- **AIM OF THE EXERCISE**
Your answer is a single number: how many lines hold the word "style"?

- **SUPPLIED RECORDS**
____________

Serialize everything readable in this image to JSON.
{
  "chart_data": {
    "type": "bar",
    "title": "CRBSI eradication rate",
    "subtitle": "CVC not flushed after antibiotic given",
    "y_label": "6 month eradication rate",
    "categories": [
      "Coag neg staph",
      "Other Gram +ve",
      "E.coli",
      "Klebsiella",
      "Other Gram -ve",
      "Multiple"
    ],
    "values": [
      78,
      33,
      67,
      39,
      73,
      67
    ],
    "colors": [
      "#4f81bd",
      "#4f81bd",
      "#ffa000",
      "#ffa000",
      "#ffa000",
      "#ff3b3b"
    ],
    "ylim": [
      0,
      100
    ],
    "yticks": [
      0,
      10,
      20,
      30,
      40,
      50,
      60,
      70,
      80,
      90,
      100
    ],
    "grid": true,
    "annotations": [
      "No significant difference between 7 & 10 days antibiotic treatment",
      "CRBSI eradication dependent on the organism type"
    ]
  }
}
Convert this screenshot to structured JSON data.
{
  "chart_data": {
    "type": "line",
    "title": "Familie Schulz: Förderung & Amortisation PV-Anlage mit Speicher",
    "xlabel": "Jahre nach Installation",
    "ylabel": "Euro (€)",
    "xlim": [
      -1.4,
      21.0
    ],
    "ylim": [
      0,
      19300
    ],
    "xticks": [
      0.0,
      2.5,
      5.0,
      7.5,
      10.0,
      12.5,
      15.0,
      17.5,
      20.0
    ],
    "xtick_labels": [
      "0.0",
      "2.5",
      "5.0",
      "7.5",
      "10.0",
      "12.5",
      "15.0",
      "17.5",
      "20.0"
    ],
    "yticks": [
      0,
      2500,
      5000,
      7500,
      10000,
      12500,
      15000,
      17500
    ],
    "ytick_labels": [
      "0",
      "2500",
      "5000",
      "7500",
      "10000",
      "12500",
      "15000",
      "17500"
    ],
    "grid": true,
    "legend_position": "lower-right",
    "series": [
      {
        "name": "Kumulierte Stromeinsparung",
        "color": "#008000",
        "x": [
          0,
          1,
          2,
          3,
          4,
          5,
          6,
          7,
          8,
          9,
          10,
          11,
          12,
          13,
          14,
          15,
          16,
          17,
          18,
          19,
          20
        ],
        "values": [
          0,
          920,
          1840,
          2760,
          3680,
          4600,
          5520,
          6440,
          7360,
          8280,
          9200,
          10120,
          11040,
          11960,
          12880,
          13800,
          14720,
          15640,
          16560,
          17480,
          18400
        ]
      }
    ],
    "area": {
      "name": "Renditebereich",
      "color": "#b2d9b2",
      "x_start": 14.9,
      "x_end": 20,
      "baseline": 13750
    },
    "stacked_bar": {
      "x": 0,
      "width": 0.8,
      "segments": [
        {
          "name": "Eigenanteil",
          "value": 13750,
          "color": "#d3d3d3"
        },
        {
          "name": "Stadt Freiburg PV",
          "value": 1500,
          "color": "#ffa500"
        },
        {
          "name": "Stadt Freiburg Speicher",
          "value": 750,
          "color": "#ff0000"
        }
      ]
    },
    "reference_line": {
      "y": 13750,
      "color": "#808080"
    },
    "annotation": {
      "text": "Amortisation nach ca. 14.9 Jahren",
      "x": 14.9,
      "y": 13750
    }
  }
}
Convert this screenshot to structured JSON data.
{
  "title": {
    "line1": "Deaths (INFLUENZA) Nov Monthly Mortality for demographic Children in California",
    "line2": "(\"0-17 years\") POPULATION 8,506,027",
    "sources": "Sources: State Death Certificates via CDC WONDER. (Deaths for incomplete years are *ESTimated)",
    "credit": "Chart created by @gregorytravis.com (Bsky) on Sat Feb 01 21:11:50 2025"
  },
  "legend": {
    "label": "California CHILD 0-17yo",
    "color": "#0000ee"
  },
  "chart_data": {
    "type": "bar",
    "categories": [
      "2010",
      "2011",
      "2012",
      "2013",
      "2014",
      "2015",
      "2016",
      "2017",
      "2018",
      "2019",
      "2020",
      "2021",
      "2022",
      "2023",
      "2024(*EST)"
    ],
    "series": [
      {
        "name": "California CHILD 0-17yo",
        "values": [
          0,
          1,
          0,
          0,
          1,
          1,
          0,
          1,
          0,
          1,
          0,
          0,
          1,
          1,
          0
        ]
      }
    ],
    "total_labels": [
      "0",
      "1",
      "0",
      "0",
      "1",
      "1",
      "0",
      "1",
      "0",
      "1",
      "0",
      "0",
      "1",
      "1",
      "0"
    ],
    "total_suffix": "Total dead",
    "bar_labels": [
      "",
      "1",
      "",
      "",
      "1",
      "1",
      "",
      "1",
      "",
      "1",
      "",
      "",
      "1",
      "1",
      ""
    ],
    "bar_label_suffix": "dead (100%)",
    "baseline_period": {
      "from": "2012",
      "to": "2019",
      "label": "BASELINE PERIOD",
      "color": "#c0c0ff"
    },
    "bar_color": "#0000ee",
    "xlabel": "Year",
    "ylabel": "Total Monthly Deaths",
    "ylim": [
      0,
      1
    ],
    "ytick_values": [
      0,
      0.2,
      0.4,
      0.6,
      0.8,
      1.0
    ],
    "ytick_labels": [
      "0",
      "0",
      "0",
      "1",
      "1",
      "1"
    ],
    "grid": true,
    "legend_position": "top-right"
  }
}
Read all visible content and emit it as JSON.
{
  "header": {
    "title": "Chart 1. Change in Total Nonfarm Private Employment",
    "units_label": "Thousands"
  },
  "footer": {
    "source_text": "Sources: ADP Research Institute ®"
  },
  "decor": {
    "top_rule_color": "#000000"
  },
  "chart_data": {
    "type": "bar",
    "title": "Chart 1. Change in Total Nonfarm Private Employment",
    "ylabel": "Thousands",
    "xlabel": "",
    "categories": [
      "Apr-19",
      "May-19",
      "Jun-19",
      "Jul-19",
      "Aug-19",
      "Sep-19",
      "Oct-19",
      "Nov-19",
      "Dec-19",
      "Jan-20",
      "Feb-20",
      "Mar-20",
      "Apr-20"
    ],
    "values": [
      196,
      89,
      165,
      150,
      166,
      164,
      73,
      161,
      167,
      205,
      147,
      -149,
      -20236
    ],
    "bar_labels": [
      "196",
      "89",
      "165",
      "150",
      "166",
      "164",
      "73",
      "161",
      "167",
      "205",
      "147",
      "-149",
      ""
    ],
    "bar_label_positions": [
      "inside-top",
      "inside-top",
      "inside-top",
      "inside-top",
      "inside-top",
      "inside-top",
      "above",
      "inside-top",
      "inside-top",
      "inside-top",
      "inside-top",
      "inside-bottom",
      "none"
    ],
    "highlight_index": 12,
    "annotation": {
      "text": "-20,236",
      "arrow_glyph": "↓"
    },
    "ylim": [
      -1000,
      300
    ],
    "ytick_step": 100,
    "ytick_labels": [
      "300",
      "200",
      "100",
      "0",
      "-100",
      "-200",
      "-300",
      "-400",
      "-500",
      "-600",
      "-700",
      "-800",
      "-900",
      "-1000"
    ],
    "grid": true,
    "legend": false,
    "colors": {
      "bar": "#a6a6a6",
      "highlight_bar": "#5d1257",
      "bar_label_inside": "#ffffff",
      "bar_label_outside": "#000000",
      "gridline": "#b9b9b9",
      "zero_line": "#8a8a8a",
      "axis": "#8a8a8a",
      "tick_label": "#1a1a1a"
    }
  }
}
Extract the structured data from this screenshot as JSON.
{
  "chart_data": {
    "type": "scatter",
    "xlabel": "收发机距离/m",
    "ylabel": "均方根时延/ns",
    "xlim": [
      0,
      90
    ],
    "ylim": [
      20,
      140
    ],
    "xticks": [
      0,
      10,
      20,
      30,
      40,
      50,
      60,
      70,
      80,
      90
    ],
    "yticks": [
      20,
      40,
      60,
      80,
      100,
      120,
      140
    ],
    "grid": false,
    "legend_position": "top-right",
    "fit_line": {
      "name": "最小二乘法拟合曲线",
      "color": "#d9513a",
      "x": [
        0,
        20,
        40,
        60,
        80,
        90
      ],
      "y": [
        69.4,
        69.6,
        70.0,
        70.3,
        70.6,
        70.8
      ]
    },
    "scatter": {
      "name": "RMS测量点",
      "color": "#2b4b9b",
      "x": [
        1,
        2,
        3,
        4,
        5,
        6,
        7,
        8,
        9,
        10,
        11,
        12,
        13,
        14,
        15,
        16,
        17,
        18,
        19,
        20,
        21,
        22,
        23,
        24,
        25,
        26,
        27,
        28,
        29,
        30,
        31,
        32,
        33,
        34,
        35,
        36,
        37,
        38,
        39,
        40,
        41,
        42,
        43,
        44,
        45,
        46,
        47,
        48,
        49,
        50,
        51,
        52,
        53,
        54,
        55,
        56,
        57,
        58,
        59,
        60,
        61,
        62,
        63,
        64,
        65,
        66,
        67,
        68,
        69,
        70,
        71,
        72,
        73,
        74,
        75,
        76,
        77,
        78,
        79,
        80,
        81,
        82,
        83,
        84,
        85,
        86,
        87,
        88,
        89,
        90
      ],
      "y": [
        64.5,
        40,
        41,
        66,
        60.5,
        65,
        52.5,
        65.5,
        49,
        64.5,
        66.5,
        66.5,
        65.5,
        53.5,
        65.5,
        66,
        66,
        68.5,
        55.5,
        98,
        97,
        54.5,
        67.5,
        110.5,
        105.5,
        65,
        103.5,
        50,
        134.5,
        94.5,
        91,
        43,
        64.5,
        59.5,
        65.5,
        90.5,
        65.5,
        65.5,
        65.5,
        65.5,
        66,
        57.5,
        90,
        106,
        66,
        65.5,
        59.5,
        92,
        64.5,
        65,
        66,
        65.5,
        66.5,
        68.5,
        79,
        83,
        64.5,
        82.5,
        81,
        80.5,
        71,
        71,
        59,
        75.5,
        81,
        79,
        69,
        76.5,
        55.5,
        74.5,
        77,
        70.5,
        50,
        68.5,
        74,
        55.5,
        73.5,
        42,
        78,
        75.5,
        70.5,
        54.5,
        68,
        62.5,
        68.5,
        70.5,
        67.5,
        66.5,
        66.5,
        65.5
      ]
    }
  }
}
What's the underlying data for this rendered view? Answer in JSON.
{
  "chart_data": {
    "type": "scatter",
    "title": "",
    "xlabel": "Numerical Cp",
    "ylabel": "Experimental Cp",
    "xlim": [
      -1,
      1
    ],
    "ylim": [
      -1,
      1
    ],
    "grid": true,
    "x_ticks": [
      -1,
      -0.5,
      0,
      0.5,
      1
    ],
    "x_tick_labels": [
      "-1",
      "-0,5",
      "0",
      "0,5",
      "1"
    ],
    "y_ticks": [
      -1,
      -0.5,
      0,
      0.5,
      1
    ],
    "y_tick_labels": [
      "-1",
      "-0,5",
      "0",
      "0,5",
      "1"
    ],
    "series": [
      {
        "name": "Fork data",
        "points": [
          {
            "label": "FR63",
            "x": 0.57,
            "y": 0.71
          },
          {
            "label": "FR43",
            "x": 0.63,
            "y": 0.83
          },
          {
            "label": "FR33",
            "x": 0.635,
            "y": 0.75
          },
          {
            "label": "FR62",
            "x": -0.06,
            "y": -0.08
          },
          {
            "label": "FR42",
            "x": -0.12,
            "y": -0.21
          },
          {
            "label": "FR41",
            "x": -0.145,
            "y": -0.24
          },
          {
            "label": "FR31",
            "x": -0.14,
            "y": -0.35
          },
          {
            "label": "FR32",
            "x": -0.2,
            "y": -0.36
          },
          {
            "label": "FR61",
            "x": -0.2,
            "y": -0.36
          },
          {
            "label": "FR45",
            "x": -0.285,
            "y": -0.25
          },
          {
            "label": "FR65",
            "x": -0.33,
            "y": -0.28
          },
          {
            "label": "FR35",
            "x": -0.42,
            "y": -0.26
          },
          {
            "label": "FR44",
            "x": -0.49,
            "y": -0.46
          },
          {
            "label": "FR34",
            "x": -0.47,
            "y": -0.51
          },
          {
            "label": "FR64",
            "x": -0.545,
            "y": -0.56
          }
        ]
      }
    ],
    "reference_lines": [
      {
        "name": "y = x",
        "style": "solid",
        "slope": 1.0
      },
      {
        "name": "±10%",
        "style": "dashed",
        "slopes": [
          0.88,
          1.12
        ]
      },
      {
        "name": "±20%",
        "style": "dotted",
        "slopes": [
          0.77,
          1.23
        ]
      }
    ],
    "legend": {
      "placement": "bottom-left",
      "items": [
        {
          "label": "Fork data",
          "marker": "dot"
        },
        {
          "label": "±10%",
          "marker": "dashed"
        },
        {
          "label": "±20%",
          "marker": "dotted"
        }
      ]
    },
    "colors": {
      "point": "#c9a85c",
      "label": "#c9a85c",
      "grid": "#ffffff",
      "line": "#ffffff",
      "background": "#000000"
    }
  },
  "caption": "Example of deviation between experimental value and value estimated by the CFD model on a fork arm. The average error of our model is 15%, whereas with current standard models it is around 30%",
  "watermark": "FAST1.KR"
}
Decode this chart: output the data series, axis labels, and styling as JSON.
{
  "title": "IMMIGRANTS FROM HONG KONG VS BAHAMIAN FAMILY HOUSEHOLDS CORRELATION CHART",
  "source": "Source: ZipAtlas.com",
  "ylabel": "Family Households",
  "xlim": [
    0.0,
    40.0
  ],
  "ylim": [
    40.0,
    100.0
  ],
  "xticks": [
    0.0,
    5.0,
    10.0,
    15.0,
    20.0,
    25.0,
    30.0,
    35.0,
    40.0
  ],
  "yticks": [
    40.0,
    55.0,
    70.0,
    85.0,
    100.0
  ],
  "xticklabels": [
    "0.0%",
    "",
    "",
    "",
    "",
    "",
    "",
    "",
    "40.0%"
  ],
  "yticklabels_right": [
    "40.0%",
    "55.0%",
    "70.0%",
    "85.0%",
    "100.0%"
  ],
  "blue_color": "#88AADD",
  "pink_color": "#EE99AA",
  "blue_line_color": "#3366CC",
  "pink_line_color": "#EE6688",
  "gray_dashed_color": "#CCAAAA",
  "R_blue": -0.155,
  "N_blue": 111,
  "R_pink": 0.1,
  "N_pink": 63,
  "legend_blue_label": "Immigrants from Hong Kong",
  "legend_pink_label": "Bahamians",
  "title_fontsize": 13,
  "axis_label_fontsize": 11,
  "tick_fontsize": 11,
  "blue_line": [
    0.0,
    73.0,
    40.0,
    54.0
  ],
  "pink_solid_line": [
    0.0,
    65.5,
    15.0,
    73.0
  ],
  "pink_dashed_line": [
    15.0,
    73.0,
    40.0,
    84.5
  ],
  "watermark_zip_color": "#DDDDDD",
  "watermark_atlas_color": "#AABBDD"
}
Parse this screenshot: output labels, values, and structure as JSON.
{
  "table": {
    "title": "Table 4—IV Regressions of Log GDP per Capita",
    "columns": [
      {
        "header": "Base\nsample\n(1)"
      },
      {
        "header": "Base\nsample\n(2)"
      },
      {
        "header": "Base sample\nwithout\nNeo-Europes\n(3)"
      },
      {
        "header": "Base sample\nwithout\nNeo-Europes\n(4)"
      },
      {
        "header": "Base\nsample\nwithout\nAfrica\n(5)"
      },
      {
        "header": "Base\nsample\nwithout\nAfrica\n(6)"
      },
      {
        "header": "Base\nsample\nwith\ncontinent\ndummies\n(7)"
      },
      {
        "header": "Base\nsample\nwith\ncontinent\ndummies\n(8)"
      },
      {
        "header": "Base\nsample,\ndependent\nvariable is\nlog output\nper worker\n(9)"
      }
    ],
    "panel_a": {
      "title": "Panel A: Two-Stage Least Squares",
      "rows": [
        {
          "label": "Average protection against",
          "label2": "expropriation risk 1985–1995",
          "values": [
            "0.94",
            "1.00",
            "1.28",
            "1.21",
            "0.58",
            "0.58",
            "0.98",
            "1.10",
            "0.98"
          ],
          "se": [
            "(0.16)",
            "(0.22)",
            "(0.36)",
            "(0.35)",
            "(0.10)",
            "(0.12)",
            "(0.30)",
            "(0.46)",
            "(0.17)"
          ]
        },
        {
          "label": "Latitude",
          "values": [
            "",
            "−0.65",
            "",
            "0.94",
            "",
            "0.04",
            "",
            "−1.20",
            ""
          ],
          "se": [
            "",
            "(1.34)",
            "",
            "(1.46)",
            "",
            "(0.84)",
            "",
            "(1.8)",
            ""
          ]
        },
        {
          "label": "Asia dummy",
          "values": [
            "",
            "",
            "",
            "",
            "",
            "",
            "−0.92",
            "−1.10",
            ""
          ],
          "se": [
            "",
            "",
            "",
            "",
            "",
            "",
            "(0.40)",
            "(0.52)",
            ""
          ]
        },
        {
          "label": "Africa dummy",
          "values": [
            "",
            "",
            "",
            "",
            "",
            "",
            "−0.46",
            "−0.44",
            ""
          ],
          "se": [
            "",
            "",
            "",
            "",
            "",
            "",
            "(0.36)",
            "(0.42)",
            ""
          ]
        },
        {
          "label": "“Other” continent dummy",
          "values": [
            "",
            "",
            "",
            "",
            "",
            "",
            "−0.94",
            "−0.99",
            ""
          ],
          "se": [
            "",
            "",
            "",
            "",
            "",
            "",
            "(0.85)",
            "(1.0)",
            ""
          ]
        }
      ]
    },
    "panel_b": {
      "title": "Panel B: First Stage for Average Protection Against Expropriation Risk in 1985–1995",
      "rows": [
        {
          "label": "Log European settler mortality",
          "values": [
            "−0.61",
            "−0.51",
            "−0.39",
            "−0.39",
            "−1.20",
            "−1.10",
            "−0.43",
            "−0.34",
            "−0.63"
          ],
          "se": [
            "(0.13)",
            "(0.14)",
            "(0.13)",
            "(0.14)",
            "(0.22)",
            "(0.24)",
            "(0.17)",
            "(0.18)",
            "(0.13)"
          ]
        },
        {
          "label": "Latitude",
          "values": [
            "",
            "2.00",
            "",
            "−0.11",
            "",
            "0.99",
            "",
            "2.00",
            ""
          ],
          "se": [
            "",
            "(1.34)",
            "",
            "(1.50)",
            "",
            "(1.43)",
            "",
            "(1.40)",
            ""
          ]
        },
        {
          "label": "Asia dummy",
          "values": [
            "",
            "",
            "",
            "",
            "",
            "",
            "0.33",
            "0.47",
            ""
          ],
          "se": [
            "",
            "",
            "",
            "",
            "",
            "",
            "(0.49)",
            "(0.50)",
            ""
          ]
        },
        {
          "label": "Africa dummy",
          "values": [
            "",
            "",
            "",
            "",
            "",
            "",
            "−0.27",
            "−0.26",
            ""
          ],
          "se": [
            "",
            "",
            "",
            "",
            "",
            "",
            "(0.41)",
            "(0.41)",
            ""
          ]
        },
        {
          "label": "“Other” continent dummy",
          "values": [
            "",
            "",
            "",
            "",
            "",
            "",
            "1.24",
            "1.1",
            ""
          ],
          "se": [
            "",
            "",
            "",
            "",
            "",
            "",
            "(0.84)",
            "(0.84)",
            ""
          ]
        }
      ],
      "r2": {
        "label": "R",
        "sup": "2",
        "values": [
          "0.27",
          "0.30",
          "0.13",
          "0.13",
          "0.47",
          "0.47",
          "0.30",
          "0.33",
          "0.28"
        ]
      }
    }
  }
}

____________

- **SOLUTION FOR THIS TASK**
3